Go through the records and show each line where the word "igjen" occurs.

[Opening EXERCISE INPUT section]

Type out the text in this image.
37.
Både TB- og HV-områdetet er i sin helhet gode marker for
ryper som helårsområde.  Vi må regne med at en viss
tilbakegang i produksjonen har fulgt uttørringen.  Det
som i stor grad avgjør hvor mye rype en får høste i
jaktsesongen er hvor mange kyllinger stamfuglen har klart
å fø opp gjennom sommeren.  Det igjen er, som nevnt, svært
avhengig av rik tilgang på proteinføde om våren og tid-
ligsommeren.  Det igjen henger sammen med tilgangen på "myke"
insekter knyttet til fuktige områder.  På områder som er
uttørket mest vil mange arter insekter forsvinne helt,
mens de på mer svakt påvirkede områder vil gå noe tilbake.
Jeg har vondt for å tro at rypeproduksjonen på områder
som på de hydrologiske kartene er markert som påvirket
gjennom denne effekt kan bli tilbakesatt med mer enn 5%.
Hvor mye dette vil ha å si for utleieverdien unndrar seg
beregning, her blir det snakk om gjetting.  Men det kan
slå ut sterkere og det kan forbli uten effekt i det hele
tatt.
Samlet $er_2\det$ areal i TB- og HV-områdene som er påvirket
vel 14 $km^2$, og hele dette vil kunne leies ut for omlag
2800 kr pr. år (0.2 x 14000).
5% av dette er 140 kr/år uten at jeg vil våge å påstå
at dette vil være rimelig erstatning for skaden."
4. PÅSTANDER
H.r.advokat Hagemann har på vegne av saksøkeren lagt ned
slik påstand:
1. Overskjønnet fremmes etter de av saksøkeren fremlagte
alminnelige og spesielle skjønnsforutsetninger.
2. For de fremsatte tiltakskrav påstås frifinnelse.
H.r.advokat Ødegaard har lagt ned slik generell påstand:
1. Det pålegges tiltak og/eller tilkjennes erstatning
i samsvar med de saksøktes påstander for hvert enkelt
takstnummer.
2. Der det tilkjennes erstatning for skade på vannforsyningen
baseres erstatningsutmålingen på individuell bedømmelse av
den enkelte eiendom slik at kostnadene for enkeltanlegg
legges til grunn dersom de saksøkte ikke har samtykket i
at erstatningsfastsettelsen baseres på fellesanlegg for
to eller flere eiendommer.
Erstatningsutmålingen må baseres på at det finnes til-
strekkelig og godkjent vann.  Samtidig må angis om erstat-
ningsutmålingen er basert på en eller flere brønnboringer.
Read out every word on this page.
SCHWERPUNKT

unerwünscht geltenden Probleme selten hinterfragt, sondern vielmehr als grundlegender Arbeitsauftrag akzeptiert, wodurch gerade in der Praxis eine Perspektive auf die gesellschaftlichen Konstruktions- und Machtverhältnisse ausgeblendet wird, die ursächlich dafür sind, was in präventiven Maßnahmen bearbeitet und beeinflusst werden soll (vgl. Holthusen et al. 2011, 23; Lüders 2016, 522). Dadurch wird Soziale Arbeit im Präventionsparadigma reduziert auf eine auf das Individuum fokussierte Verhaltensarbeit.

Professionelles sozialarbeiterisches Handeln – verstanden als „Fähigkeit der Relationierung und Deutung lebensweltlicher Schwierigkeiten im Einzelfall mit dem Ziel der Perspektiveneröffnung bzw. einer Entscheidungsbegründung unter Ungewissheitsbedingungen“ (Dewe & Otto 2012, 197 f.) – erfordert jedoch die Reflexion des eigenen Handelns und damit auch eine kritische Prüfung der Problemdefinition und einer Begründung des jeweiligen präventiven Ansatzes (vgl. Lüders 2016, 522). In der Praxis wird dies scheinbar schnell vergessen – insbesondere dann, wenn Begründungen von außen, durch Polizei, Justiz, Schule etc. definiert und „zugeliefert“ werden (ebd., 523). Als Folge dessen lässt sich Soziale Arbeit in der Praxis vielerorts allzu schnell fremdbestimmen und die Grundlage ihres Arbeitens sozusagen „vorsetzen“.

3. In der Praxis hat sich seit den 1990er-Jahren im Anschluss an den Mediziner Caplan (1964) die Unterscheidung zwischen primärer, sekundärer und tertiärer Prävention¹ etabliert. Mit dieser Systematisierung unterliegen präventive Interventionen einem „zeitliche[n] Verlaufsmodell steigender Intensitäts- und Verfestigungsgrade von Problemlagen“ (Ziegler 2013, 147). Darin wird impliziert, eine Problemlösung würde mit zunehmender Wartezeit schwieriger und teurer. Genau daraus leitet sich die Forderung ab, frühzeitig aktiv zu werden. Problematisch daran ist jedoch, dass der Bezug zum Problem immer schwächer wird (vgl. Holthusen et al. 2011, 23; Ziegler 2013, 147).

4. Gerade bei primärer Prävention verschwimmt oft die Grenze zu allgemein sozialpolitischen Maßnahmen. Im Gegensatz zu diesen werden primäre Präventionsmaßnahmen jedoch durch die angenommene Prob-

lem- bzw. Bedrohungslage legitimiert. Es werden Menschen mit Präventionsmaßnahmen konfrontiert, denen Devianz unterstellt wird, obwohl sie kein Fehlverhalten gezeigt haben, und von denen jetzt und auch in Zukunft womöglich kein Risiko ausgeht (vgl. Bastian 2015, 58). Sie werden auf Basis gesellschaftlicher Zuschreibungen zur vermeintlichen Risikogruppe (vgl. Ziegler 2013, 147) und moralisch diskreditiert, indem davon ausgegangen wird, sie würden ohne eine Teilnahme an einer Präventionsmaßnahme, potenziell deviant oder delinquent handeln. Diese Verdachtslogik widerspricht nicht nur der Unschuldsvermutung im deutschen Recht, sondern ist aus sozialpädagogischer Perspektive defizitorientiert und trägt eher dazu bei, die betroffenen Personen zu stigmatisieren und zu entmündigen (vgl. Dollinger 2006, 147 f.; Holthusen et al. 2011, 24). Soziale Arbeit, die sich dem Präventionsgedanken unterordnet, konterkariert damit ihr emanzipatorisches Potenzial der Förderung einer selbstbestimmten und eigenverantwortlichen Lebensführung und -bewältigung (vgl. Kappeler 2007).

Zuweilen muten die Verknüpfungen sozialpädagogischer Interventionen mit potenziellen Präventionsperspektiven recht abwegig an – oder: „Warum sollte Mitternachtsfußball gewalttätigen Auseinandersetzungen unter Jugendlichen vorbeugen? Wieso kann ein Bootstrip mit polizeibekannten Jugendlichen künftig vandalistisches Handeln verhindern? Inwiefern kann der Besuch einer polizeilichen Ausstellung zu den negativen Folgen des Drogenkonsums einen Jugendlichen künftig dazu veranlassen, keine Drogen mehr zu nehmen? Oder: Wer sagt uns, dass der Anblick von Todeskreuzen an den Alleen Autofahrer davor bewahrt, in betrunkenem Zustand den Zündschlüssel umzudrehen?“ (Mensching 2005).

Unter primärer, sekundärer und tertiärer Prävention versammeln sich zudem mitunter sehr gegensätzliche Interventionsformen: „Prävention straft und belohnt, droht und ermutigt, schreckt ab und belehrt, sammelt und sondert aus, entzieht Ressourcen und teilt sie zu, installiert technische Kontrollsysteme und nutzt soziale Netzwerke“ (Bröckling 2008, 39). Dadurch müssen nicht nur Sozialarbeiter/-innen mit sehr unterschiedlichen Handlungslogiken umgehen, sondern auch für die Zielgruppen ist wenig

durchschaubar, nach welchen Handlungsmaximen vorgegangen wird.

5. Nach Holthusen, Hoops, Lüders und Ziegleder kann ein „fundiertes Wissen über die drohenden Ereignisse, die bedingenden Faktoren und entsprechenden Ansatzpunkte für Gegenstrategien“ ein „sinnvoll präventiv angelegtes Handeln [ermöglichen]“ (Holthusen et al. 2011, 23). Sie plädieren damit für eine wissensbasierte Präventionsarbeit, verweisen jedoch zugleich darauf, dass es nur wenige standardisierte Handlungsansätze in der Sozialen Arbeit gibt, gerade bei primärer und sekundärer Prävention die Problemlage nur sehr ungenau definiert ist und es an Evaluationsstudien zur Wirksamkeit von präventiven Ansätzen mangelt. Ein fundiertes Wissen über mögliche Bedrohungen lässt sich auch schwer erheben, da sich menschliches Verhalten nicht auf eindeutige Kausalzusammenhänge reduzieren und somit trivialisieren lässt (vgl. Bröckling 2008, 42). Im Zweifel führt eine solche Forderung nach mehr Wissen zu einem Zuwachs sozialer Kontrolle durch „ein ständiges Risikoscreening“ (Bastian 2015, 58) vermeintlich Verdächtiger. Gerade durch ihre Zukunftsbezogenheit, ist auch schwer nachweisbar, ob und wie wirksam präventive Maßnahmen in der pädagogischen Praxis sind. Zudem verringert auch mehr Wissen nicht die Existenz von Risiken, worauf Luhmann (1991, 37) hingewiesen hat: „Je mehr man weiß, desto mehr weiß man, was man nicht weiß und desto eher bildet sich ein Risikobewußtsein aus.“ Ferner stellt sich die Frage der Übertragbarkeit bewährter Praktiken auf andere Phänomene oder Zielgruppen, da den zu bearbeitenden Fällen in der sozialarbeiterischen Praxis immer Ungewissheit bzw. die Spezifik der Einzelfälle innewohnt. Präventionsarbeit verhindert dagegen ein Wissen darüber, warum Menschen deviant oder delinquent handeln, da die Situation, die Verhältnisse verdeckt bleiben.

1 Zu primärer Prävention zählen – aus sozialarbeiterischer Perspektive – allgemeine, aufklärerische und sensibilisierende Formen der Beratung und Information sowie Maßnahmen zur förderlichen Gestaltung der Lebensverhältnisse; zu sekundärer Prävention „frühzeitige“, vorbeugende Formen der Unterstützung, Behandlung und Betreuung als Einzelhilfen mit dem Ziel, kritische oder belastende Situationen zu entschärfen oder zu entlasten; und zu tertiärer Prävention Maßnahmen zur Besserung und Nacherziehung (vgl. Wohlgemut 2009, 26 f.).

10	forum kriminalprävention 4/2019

[Closing EXERCISE INPUT section]

(SOLUTION FOR THIS EXERCISE)
å fø opp gjennom sommeren.  Det igjen er, som nevnt, svært
ligsommeren.  Det igjen henger sammen med tilgangen på "myke"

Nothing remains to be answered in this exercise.